:: To do ::
Your task is to output the data exactly as it stands.

:: Source material ::

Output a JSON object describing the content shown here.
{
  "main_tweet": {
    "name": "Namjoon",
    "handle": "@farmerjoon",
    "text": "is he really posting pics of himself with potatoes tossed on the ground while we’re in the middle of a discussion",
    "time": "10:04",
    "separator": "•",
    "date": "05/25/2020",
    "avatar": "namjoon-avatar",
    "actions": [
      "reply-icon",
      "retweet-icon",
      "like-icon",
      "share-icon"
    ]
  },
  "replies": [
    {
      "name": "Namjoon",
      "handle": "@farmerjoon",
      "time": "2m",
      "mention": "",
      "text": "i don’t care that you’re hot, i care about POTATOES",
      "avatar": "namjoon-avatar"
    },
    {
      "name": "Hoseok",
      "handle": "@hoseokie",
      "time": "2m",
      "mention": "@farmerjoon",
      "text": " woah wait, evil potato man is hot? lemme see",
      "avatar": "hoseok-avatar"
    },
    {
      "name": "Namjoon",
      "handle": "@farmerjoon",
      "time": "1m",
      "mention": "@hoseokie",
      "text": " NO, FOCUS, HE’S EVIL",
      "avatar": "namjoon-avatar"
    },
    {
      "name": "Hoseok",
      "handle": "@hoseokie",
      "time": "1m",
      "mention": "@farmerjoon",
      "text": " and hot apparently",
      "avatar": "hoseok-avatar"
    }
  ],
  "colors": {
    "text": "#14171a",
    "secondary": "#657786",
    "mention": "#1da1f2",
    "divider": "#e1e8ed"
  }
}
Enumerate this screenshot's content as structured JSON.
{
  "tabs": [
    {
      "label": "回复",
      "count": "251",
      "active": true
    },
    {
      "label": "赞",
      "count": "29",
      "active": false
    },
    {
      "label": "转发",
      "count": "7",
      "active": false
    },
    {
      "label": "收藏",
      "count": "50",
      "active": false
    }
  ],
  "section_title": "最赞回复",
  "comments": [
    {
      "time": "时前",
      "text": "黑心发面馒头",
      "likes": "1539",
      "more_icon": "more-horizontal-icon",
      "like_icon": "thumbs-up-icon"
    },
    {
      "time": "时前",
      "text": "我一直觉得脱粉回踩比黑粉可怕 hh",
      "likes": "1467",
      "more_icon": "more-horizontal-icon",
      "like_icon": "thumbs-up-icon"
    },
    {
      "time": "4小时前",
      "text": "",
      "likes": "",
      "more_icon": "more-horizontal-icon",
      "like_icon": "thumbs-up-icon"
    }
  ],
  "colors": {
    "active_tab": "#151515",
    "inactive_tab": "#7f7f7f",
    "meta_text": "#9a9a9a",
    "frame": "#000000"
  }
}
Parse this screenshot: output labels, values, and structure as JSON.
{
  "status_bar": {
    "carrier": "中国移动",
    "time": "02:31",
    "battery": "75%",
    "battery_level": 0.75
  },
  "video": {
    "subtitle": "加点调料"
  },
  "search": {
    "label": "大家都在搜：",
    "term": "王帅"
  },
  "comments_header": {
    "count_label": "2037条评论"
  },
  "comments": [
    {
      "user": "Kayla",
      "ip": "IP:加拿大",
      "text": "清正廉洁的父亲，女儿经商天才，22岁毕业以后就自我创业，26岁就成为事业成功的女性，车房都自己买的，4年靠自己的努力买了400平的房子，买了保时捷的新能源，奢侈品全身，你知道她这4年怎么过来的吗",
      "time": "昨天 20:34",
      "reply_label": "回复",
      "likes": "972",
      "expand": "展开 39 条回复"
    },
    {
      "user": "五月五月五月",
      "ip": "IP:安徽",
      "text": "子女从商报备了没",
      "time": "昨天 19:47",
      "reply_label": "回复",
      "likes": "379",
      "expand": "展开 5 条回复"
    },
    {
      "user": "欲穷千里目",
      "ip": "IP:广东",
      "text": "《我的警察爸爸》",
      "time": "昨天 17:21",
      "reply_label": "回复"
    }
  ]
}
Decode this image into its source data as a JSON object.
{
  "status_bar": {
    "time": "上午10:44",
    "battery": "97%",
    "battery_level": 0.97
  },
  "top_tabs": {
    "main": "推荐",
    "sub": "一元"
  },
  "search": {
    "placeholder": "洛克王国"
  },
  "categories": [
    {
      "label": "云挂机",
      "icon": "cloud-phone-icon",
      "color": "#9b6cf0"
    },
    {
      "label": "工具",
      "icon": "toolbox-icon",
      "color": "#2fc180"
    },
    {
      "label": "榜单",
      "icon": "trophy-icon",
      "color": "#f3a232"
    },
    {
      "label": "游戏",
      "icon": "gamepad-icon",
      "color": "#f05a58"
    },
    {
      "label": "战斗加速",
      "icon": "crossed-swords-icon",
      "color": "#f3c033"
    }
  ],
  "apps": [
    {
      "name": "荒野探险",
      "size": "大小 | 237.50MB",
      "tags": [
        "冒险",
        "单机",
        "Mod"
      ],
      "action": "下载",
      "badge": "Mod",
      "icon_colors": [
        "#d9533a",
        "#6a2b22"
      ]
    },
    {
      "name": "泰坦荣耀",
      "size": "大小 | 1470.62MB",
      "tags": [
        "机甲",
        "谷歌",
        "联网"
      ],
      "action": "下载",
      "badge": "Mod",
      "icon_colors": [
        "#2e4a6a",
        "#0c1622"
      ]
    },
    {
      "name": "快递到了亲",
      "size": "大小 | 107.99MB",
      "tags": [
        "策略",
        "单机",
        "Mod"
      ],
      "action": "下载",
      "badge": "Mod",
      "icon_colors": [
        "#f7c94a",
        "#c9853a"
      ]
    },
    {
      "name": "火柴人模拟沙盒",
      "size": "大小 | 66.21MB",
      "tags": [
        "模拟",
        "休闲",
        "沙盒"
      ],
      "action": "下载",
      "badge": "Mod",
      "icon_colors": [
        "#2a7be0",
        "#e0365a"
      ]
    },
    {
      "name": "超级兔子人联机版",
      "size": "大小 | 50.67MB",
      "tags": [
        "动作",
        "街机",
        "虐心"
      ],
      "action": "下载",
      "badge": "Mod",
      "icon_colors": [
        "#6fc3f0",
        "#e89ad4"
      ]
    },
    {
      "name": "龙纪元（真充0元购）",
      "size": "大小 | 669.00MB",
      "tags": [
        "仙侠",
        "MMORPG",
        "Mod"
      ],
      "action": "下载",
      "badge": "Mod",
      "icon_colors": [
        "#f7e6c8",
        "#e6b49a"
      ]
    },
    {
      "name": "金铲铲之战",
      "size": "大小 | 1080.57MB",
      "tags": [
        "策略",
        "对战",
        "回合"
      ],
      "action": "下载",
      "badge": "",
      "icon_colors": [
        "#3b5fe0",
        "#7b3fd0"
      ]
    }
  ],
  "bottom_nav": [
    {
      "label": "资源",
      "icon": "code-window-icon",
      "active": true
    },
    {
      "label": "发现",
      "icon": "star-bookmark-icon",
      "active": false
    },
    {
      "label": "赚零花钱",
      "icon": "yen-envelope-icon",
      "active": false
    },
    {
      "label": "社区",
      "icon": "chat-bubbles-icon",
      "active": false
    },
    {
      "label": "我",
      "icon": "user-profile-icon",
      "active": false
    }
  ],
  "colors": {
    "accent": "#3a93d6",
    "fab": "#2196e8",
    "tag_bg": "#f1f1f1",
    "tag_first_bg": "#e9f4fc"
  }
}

:: Completed task ::
Output a JSON object describing the content shown here.
{
  "main_tweet": {
    "name": "Namjoon",
    "handle": "@farmerjoon",
    "text": "is he really posting pics of himself with potatoes tossed on the ground while we’re in the middle of a discussion",
    "time": "10:04",
    "separator": "•",
    "date": "05/25/2020",
    "avatar": "namjoon-avatar",
    "actions": [
      "reply-icon",
      "retweet-icon",
      "like-icon",
      "share-icon"
    ]
  },
  "replies": [
    {
      "name": "Namjoon",
      "handle": "@farmerjoon",
      "time": "2m",
      "mention": "",
      "text": "i don’t care that you’re hot, i care about POTATOES",
      "avatar": "namjoon-avatar"
    },
    {
      "name": "Hoseok",
      "handle": "@hoseokie",
      "time": "2m",
      "mention": "@farmerjoon",
      "text": " woah wait, evil potato man is hot? lemme see",
      "avatar": "hoseok-avatar"
    },
    {
      "name": "Namjoon",
      "handle": "@farmerjoon",
      "time": "1m",
      "mention": "@hoseokie",
      "text": " NO, FOCUS, HE’S EVIL",
      "avatar": "namjoon-avatar"
    },
    {
      "name": "Hoseok",
      "handle": "@hoseokie",
      "time": "1m",
      "mention": "@farmerjoon",
      "text": " and hot apparently",
      "avatar": "hoseok-avatar"
    }
  ],
  "colors": {
    "text": "#14171a",
    "secondary": "#657786",
    "mention": "#1da1f2",
    "divider": "#e1e8ed"
  }
}
Enumerate this screenshot's content as structured JSON.
{
  "tabs": [
    {
      "label": "回复",
      "count": "251",
      "active": true
    },
    {
      "label": "赞",
      "count": "29",
      "active": false
    },
    {
      "label": "转发",
      "count": "7",
      "active": false
    },
    {
      "label": "收藏",
      "count": "50",
      "active": false
    }
  ],
  "section_title": "最赞回复",
  "comments": [
    {
      "time": "时前",
      "text": "黑心发面馒头",
      "likes": "1539",
      "more_icon": "more-horizontal-icon",
      "like_icon": "thumbs-up-icon"
    },
    {
      "time": "时前",
      "text": "我一直觉得脱粉回踩比黑粉可怕 hh",
      "likes": "1467",
      "more_icon": "more-horizontal-icon",
      "like_icon": "thumbs-up-icon"
    },
    {
      "time": "4小时前",
      "text": "",
      "likes": "",
      "more_icon": "more-horizontal-icon",
      "like_icon": "thumbs-up-icon"
    }
  ],
  "colors": {
    "active_tab": "#151515",
    "inactive_tab": "#7f7f7f",
    "meta_text": "#9a9a9a",
    "frame": "#000000"
  }
}
Parse this screenshot: output labels, values, and structure as JSON.
{
  "status_bar": {
    "carrier": "中国移动",
    "time": "02:31",
    "battery": "75%",
    "battery_level": 0.75
  },
  "video": {
    "subtitle": "加点调料"
  },
  "search": {
    "label": "大家都在搜：",
    "term": "王帅"
  },
  "comments_header": {
    "count_label": "2037条评论"
  },
  "comments": [
    {
      "user": "Kayla",
      "ip": "IP:加拿大",
      "text": "清正廉洁的父亲，女儿经商天才，22岁毕业以后就自我创业，26岁就成为事业成功的女性，车房都自己买的，4年靠自己的努力买了400平的房子，买了保时捷的新能源，奢侈品全身，你知道她这4年怎么过来的吗",
      "time": "昨天 20:34",
      "reply_label": "回复",
      "likes": "972",
      "expand": "展开 39 条回复"
    },
    {
      "user": "五月五月五月",
      "ip": "IP:安徽",
      "text": "子女从商报备了没",
      "time": "昨天 19:47",
      "reply_label": "回复",
      "likes": "379",
      "expand": "展开 5 条回复"
    },
    {
      "user": "欲穷千里目",
      "ip": "IP:广东",
      "text": "《我的警察爸爸》",
      "time": "昨天 17:21",
      "reply_label": "回复"
    }
  ]
}
Decode this image into its source data as a JSON object.
{
  "status_bar": {
    "time": "上午10:44",
    "battery": "97%",
    "battery_level": 0.97
  },
  "top_tabs": {
    "main": "推荐",
    "sub": "一元"
  },
  "search": {
    "placeholder": "洛克王国"
  },
  "categories": [
    {
      "label": "云挂机",
      "icon": "cloud-phone-icon",
      "color": "#9b6cf0"
    },
    {
      "label": "工具",
      "icon": "toolbox-icon",
      "color": "#2fc180"
    },
    {
      "label": "榜单",
      "icon": "trophy-icon",
      "color": "#f3a232"
    },
    {
      "label": "游戏",
      "icon": "gamepad-icon",
      "color": "#f05a58"
    },
    {
      "label": "战斗加速",
      "icon": "crossed-swords-icon",
      "color": "#f3c033"
    }
  ],
  "apps": [
    {
      "name": "荒野探险",
      "size": "大小 | 237.50MB",
      "tags": [
        "冒险",
        "单机",
        "Mod"
      ],
      "action": "下载",
      "badge": "Mod",
      "icon_colors": [
        "#d9533a",
        "#6a2b22"
      ]
    },
    {
      "name": "泰坦荣耀",
      "size": "大小 | 1470.62MB",
      "tags": [
        "机甲",
        "谷歌",
        "联网"
      ],
      "action": "下载",
      "badge": "Mod",
      "icon_colors": [
        "#2e4a6a",
        "#0c1622"
      ]
    },
    {
      "name": "快递到了亲",
      "size": "大小 | 107.99MB",
      "tags": [
        "策略",
        "单机",
        "Mod"
      ],
      "action": "下载",
      "badge": "Mod",
      "icon_colors": [
        "#f7c94a",
        "#c9853a"
      ]
    },
    {
      "name": "火柴人模拟沙盒",
      "size": "大小 | 66.21MB",
      "tags": [
        "模拟",
        "休闲",
        "沙盒"
      ],
      "action": "下载",
      "badge": "Mod",
      "icon_colors": [
        "#2a7be0",
        "#e0365a"
      ]
    },
    {
      "name": "超级兔子人联机版",
      "size": "大小 | 50.67MB",
      "tags": [
        "动作",
        "街机",
        "虐心"
      ],
      "action": "下载",
      "badge": "Mod",
      "icon_colors": [
        "#6fc3f0",
        "#e89ad4"
      ]
    },
    {
      "name": "龙纪元（真充0元购）",
      "size": "大小 | 669.00MB",
      "tags": [
        "仙侠",
        "MMORPG",
        "Mod"
      ],
      "action": "下载",
      "badge": "Mod",
      "icon_colors": [
        "#f7e6c8",
        "#e6b49a"
      ]
    },
    {
      "name": "金铲铲之战",
      "size": "大小 | 1080.57MB",
      "tags": [
        "策略",
        "对战",
        "回合"
      ],
      "action": "下载",
      "badge": "",
      "icon_colors": [
        "#3b5fe0",
        "#7b3fd0"
      ]
    }
  ],
  "bottom_nav": [
    {
      "label": "资源",
      "icon": "code-window-icon",
      "active": true
    },
    {
      "label": "发现",
      "icon": "star-bookmark-icon",
      "active": false
    },
    {
      "label": "赚零花钱",
      "icon": "yen-envelope-icon",
      "active": false
    },
    {
      "label": "社区",
      "icon": "chat-bubbles-icon",
      "active": false
    },
    {
      "label": "我",
      "icon": "user-profile-icon",
      "active": false
    }
  ],
  "colors": {
    "accent": "#3a93d6",
    "fab": "#2196e8",
    "tag_bg": "#f1f1f1",
    "tag_first_bg": "#e9f4fc"
  }
}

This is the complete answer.